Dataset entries
***
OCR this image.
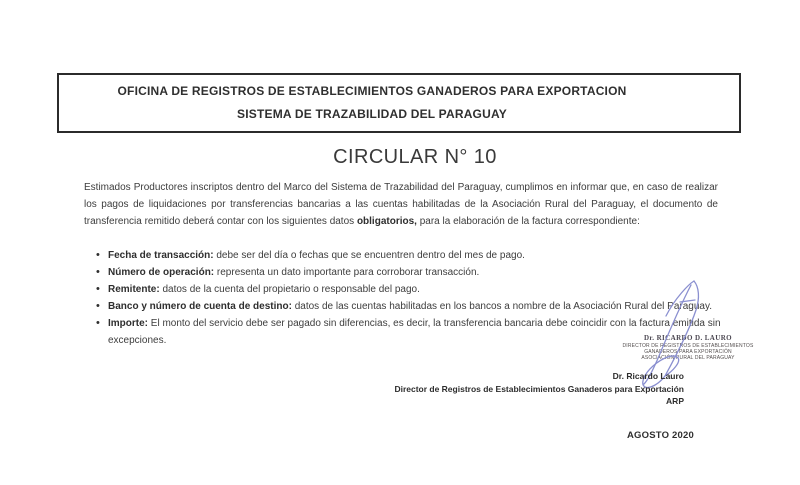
OFICINA DE REGISTROS DE ESTABLECIMIENTOS GANADEROS PARA EXPORTACION
SISTEMA DE TRAZABILIDAD DEL PARAGUAY
CIRCULAR N° 10

Estimados Productores inscriptos dentro del Marco del Sistema de Trazabilidad del Paraguay, cumplimos en informar que, en caso de realizar los pagos de liquidaciones por transferencias bancarias a las cuentas habilitadas de la Asociación Rural del Paraguay, el documento de transferencia remitido deberá contar con los siguientes datos obligatorios, para la elaboración de la factura correspondiente:

• Fecha de transacción: debe ser del día o fechas que se encuentren dentro del mes de pago.
• Número de operación: representa un dato importante para corroborar transacción.
• Remitente: datos de la cuenta del propietario o responsable del pago.
• Banco y número de cuenta de destino: datos de las cuentas habilitadas en los bancos a nombre de la Asociación Rural del Paraguay.
• Importe: El monto del servicio debe ser pagado sin diferencias, es decir, la transferencia bancaria debe coincidir con la factura emitida sin excepciones.	Dr. RICARDO D. LAURO
DIRECTOR DE REGISTROS DE ESTABLECIMIENTOS
GANADEROS PARA EXPORTACIÓN
ASOCIACIÓN RURAL DEL PARAGUAY
Dr. Ricardo Lauro
Director de Registros de Establecimientos Ganaderos para Exportación
ARP
AGOSTO 2020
***
## To do
Reproduce the material in full, word for word, and omit the pictures.

## Reply
OCR this image.
OFICINA DE REGISTROS DE ESTABLECIMIENTOS GANADEROS PARA EXPORTACION
SISTEMA DE TRAZABILIDAD DEL PARAGUAY
CIRCULAR N° 10

Estimados Productores inscriptos dentro del Marco del Sistema de Trazabilidad del Paraguay, cumplimos en informar que, en caso de realizar los pagos de liquidaciones por transferencias bancarias a las cuentas habilitadas de la Asociación Rural del Paraguay, el documento de transferencia remitido deberá contar con los siguientes datos obligatorios, para la elaboración de la factura correspondiente:

• Fecha de transacción: debe ser del día o fechas que se encuentren dentro del mes de pago.
• Número de operación: representa un dato importante para corroborar transacción.
• Remitente: datos de la cuenta del propietario o responsable del pago.
• Banco y número de cuenta de destino: datos de las cuentas habilitadas en los bancos a nombre de la Asociación Rural del Paraguay.
• Importe: El monto del servicio debe ser pagado sin diferencias, es decir, la transferencia bancaria debe coincidir con la factura emitida sin excepciones.	Dr. RICARDO D. LAURO
DIRECTOR DE REGISTROS DE ESTABLECIMIENTOS
GANADEROS PARA EXPORTACIÓN
ASOCIACIÓN RURAL DEL PARAGUAY
Dr. Ricardo Lauro
Director de Registros de Establecimientos Ganaderos para Exportación
ARP
AGOSTO 2020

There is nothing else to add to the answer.